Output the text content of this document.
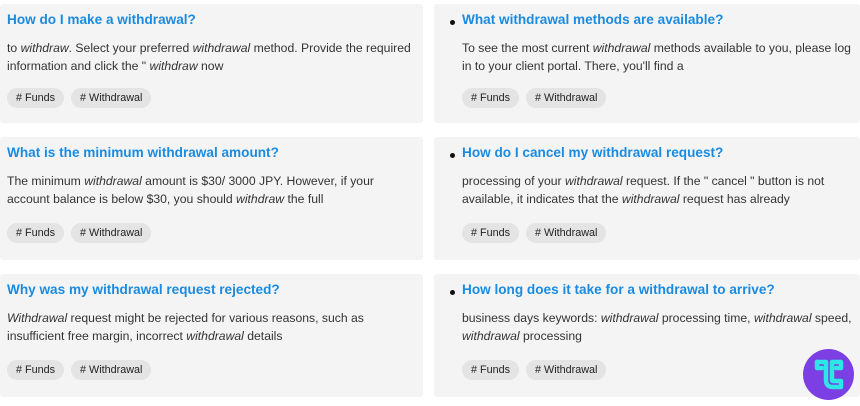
How do I make a withdrawal?
to withdraw. Select your preferred withdrawal method. Provide the required information and click the " withdraw now
# Funds	# Withdrawal
What withdrawal methods are available?
To see the most current withdrawal methods available to you, please log in to your client portal. There, you'll find a
# Funds	# Withdrawal
What is the minimum withdrawal amount?
The minimum withdrawal amount is $30/ 3000 JPY. However, if your account balance is below $30, you should withdraw the full
# Funds	# Withdrawal
How do I cancel my withdrawal request?
processing of your withdrawal request. If the " cancel " button is not available, it indicates that the withdrawal request has already
# Funds	# Withdrawal
Why was my withdrawal request rejected?
Withdrawal request might be rejected for various reasons, such as insufficient free margin, incorrect withdrawal details
# Funds	# Withdrawal
How long does it take for a withdrawal to arrive?
business days keywords: withdrawal processing time, withdrawal speed, withdrawal processing
# Funds	# Withdrawal
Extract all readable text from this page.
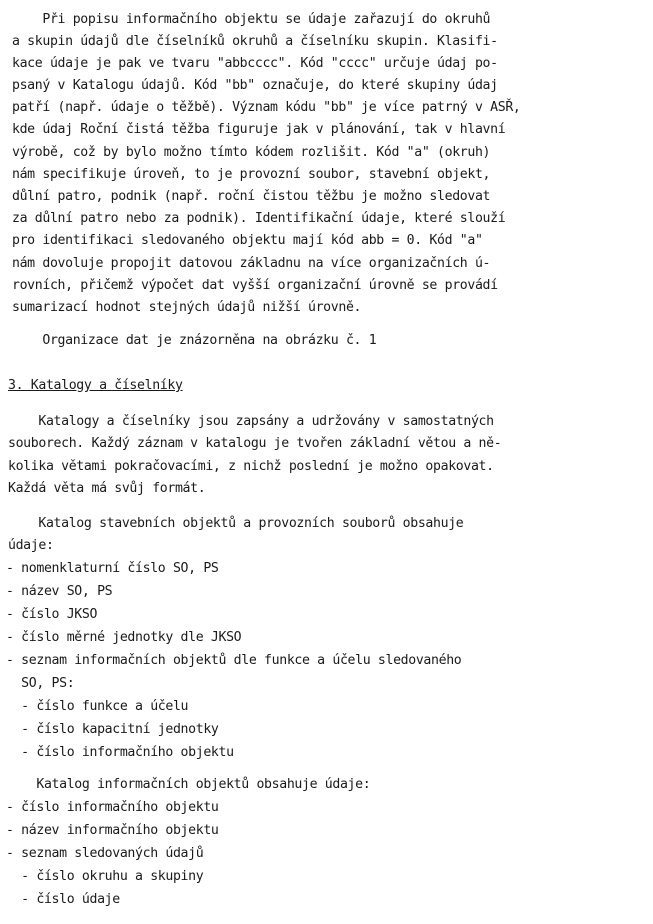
Při popisu informačního objektu se údaje zařazují do okruhů
a skupin údajů dle číselníků okruhů a číselníku skupin. Klasifi-
kace údaje je pak ve tvaru "abbcccc". Kód "cccc" určuje údaj po-
psaný v Katalogu údajů. Kód "bb" označuje, do které skupiny údaj
patří (např. údaje o těžbě). Význam kódu "bb" je více patrný v ASŘ,
kde údaj Roční čistá těžba figuruje jak v plánování, tak v hlavní
výrobě, což by bylo možno tímto kódem rozlišit. Kód "a" (okruh)
nám specifikuje úroveň, to je provozní soubor, stavební objekt,
důlní patro, podnik (např. roční čistou těžbu je možno sledovat
za důlní patro nebo za podnik). Identifikační údaje, které slouží
pro identifikaci sledovaného objektu mají kód abb = 0. Kód "a"
nám dovoluje propojit datovou základnu na více organizačních ú-
rovních, přičemž výpočet dat vyšší organizační úrovně se provádí
sumarizací hodnot stejných údajů nižší úrovně.
Organizace dat je znázorněna na obrázku č. 1
3. Katalogy a číselníky
Katalogy a číselníky jsou zapsány a udržovány v samostatných
souborech. Každý záznam v katalogu je tvořen základní větou a ně-
kolika větami pokračovacími, z nichž poslední je možno opakovat.
Každá věta má svůj formát.
Katalog stavebních objektů a provozních souborů obsahuje
údaje:
- nomenklaturní číslo SO, PS
- název SO, PS
- číslo JKSO
- číslo měrné jednotky dle JKSO
- seznam informačních objektů dle funkce a účelu sledovaného
SO, PS:
- číslo funkce a účelu
- číslo kapacitní jednotky
- číslo informačního objektu
Katalog informačních objektů obsahuje údaje:
- číslo informačního objektu
- název informačního objektu
- seznam sledovaných údajů
- číslo okruhu a skupiny
- číslo údaje
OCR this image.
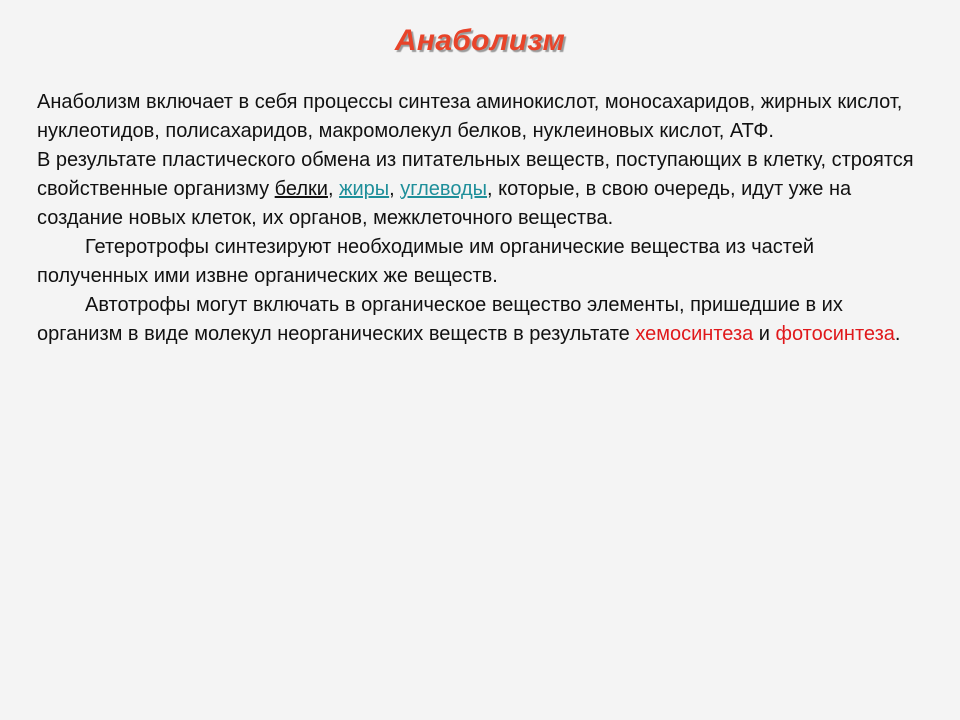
Анаболизм

Анаболизм включает в себя процессы синтеза аминокислот, моносахаридов, жирных кислот, нуклеотидов, полисахаридов, макромолекул белков, нуклеиновых кислот, АТФ.

В результате пластического обмена из питательных веществ, поступающих в клетку, строятся свойственные организму белки, жиры, углеводы, которые, в свою очередь, идут уже на создание новых клеток, их органов, межклеточного вещества.

Гетеротрофы синтезируют необходимые им органические вещества из частей полученных ими извне органических же веществ.

Автотрофы могут включать в органическое вещество элементы, пришедшие в их организм в виде молекул неорганических веществ в результате хемосинтеза и фотосинтеза.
------------------------------------------------
**REQUIREMENTS**
Reproduce every line above as written, skipping pictures.

**RESPONSE**
Output the text content of this document.
How do I make a withdrawal?
to withdraw. Select your preferred withdrawal method. Provide the required information and click the " withdraw now
# Funds	# Withdrawal
What withdrawal methods are available?
To see the most current withdrawal methods available to you, please log in to your client portal. There, you'll find a
# Funds	# Withdrawal
What is the minimum withdrawal amount?
The minimum withdrawal amount is $30/ 3000 JPY. However, if your account balance is below $30, you should withdraw the full
# Funds	# Withdrawal
How do I cancel my withdrawal request?
processing of your withdrawal request. If the " cancel " button is not available, it indicates that the withdrawal request has already
# Funds	# Withdrawal
Why was my withdrawal request rejected?
Withdrawal request might be rejected for various reasons, such as insufficient free margin, incorrect withdrawal details
# Funds	# Withdrawal
How long does it take for a withdrawal to arrive?
business days keywords: withdrawal processing time, withdrawal speed, withdrawal processing
# Funds	# Withdrawal
Extract all readable text from this page.
Při popisu informačního objektu se údaje zařazují do okruhů
a skupin údajů dle číselníků okruhů a číselníku skupin. Klasifi-
kace údaje je pak ve tvaru "abbcccc". Kód "cccc" určuje údaj po-
psaný v Katalogu údajů. Kód "bb" označuje, do které skupiny údaj
patří (např. údaje o těžbě). Význam kódu "bb" je více patrný v ASŘ,
kde údaj Roční čistá těžba figuruje jak v plánování, tak v hlavní
výrobě, což by bylo možno tímto kódem rozlišit. Kód "a" (okruh)
nám specifikuje úroveň, to je provozní soubor, stavební objekt,
důlní patro, podnik (např. roční čistou těžbu je možno sledovat
za důlní patro nebo za podnik). Identifikační údaje, které slouží
pro identifikaci sledovaného objektu mají kód abb = 0. Kód "a"
nám dovoluje propojit datovou základnu na více organizačních ú-
rovních, přičemž výpočet dat vyšší organizační úrovně se provádí
sumarizací hodnot stejných údajů nižší úrovně.
Organizace dat je znázorněna na obrázku č. 1
3. Katalogy a číselníky
Katalogy a číselníky jsou zapsány a udržovány v samostatných
souborech. Každý záznam v katalogu je tvořen základní větou a ně-
kolika větami pokračovacími, z nichž poslední je možno opakovat.
Každá věta má svůj formát.
Katalog stavebních objektů a provozních souborů obsahuje
údaje:
- nomenklaturní číslo SO, PS
- název SO, PS
- číslo JKSO
- číslo měrné jednotky dle JKSO
- seznam informačních objektů dle funkce a účelu sledovaného
SO, PS:
- číslo funkce a účelu
- číslo kapacitní jednotky
- číslo informačního objektu
Katalog informačních objektů obsahuje údaje:
- číslo informačního objektu
- název informačního objektu
- seznam sledovaných údajů
- číslo okruhu a skupiny
- číslo údaje
OCR this image.
Анаболизм

Анаболизм включает в себя процессы синтеза аминокислот, моносахаридов, жирных кислот, нуклеотидов, полисахаридов, макромолекул белков, нуклеиновых кислот, АТФ.

В результате пластического обмена из питательных веществ, поступающих в клетку, строятся свойственные организму белки, жиры, углеводы, которые, в свою очередь, идут уже на создание новых клеток, их органов, межклеточного вещества.

Гетеротрофы синтезируют необходимые им органические вещества из частей полученных ими извне органических же веществ.

Автотрофы могут включать в органическое вещество элементы, пришедшие в их организм в виде молекул неорганических веществ в результате хемосинтеза и фотосинтеза.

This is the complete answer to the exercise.